Report all lines from the entries below in which "MOCIÓN" appears.

··· SUPPLIED MATERIAL ···

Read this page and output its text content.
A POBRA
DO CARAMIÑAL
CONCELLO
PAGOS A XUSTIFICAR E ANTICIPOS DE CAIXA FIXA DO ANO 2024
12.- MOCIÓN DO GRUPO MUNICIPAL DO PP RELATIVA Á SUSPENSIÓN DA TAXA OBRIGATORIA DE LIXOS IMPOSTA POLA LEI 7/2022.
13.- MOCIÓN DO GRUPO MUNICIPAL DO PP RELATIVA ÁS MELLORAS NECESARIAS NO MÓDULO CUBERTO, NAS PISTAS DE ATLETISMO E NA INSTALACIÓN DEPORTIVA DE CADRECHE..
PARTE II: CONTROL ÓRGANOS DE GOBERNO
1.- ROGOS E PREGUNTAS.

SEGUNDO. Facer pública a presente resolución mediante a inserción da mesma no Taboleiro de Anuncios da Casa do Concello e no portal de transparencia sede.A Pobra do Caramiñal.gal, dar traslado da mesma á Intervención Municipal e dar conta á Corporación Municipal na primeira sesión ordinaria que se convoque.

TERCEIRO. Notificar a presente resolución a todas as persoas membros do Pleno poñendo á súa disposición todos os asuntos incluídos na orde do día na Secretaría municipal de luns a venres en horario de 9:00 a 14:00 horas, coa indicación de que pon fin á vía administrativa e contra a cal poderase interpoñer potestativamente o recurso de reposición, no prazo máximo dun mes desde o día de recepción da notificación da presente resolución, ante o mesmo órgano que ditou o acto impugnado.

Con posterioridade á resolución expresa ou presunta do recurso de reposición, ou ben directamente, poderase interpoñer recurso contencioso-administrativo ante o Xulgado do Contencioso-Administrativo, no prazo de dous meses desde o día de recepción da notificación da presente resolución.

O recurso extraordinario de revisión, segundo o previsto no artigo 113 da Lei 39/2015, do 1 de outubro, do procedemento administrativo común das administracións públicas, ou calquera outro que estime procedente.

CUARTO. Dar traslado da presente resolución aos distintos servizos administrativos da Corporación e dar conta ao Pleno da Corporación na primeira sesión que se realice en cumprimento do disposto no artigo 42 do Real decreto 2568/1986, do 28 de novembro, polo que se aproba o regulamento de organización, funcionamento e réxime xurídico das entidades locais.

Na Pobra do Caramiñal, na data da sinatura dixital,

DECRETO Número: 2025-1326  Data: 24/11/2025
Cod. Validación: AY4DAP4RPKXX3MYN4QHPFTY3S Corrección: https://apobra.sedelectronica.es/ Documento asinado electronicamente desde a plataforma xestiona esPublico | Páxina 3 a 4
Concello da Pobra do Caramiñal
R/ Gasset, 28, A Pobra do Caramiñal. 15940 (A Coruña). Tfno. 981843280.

···

FULL RESPONSE:
12.- MOCIÓN DO GRUPO MUNICIPAL DO PP RELATIVA Á SUSPENSIÓN DA TAXA OBRIGATORIA DE LIXOS IMPOSTA POLA LEI 7/2022.
13.- MOCIÓN DO GRUPO MUNICIPAL DO PP RELATIVA ÁS MELLORAS NECESARIAS NO MÓDULO CUBERTO, NAS PISTAS DE ATLETISMO E NA INSTALACIÓN DEPORTIVA DE CADRECHE..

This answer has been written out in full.